◆ **COMPLETE THE FOLLOWING**:
1: Transcribe everything in the memory-sharing thread from "The two approaches" down to "new virtio interface.".
2: Carry the discussion of limited memory sharing forward from its final sentence, writing the part that would come next.

◆ **SELECTED EXTRACT**:
——
New subject: Limited memory sharing investigation

13 Oct 2020


      Arnd Bergmann via Stratos-dev stratos-dev@op-lists.linaro.org writes:
...
On Wed, Oct 7, 2020 at 12:37 AM Stefano Stabellini
stefano.stabellini@xilinx.com wrote:
...
On Fri, 2 Oct 2020, Arnd Bergmann via Stratos-dev wrote:
...
...
In a previous discussion [1], several people suggested using a vIOMMU to
dynamically update the mappings rather than statically setting a memory
region usable by the backend. I believe that approach is still worth
considering because it satisfies the security requirement and doesn't
necessarily have worse performance. There is a trade-off between bounce
buffers on one hand, and map notifications on the other.
The problem with static regions is that all of the traffic will require
copying. Sub-page payloads will need bounce buffering anyway, for proper
isolation. But for large payloads bounce buffering might be prohibitive,
and using a virtual IOMMU might actually be more efficient. Instead of
copying large buffers the guest would send a MAP request to the
hypervisor, which would then map the pages into the backend. Despite
taking plenty of cycles for context switching and setting up the maps, it
might be less costly than copying.
Agreed, I would think the iommu based approach is much more promising
here.
The two approaches are not mutually exclusive. The first approach could be
demoed in a couple weeks, while this approach will require months of
work and at least one new virtio interface.
My suggestion would be to hack together a pre-shared memory solution, or
a hypervisor-mediated solution with Argo, do some benchmarks to
understand the degradation, and figure out if the degradation is bad
enough that we need to go down the virtio IOMMU route.
Yes, this makes sense. I'll see if I can come up with a basic design for
virtio devices based on pre-shared memory in place of the virtqueue,
and then we can see if we can prototype the device side in qemu talking
to a modified Linux guest. If that works, the next step would be to
share the memory with another guest and have that implement
the backend instead of qemu.
That seems like a reasonable set of steps. So the pre-shared region will
be the source of memory for the virtqueues as well as the "direct"
buffers the virtqueues reference?
...
...
Xen PV drivers have started with the equivalent of a virtio IOMMU in
place, which we call "grant table". A virtual machine uses the grant
table to share memory explicitly with another virtual machine.
Specifically, the frontend uses the grant table to share memory with the
backend, otherwise the backend is not allowed to map the memory.
——
◆ **DATA LINES**:
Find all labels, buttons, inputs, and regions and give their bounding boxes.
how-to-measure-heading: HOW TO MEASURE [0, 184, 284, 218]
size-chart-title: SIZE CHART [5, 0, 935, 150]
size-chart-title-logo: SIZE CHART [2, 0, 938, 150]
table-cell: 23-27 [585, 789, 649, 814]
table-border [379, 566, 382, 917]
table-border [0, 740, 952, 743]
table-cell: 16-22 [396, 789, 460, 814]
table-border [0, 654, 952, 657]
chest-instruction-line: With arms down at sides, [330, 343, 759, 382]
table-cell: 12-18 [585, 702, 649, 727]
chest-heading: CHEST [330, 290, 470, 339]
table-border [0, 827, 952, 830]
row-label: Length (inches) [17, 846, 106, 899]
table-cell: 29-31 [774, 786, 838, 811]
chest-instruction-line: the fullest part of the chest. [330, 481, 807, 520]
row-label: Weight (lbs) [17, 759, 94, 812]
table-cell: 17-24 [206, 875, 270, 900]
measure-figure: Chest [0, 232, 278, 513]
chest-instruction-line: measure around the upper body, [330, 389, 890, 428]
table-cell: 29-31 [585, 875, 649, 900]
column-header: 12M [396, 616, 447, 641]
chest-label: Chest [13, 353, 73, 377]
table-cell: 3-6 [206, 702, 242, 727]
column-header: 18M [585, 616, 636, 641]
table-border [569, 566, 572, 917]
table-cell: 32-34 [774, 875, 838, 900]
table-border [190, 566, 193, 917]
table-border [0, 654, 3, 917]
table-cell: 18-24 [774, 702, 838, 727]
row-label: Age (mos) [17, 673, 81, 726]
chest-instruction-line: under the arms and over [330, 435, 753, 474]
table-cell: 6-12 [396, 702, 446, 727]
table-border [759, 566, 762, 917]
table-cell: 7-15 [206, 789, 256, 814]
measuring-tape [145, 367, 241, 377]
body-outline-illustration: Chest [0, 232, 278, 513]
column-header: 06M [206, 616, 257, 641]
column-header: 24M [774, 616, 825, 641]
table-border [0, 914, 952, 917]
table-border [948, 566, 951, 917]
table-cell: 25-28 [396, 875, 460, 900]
——
◆ **PER-TASK ANSWERS**:
1:
The two approaches are not mutually exclusive. The first approach could be
demoed in a couple weeks, while this approach will require months of
work and at least one new virtio interface.

2:
(There is a question on whether we could standardize the grant table
interface.)
Speaking from that experience, we ended up switching PV network to use
hypervisor-based copy (without Argo; Argo came later and it is a more
generic solution) because it was faster than the alternatives. We are
still using the grant table for everything else (block, framebuffer,
etc.)
My feeling is that the grant table approach is too specific to Xen
and wouldn't lean itself to porting to most other hypervisors. The
idea of picking virtio seems to be based around the assumption that
this is already portable.
Adding a vIOMMU requirement for regular virtio devices seems
possible and builds on existing guest drivers, but it certainly adds
complexity in all areas (front-end, hypervisor and back-end) without
being an obviously faster than a simpler approach.
OTOH, we can probably use the existing grant table implementation
in Xen for a performance comparison, assuming that a virtio+viommu
based approach would generally be slower than that.
With the existing grant tables we should be able to test a DomU
vhost-user with a pre-shared chunk of memory if we can someway to pass
signalling events to the DomU guest. The front-end could be in the main
Dom0 initially.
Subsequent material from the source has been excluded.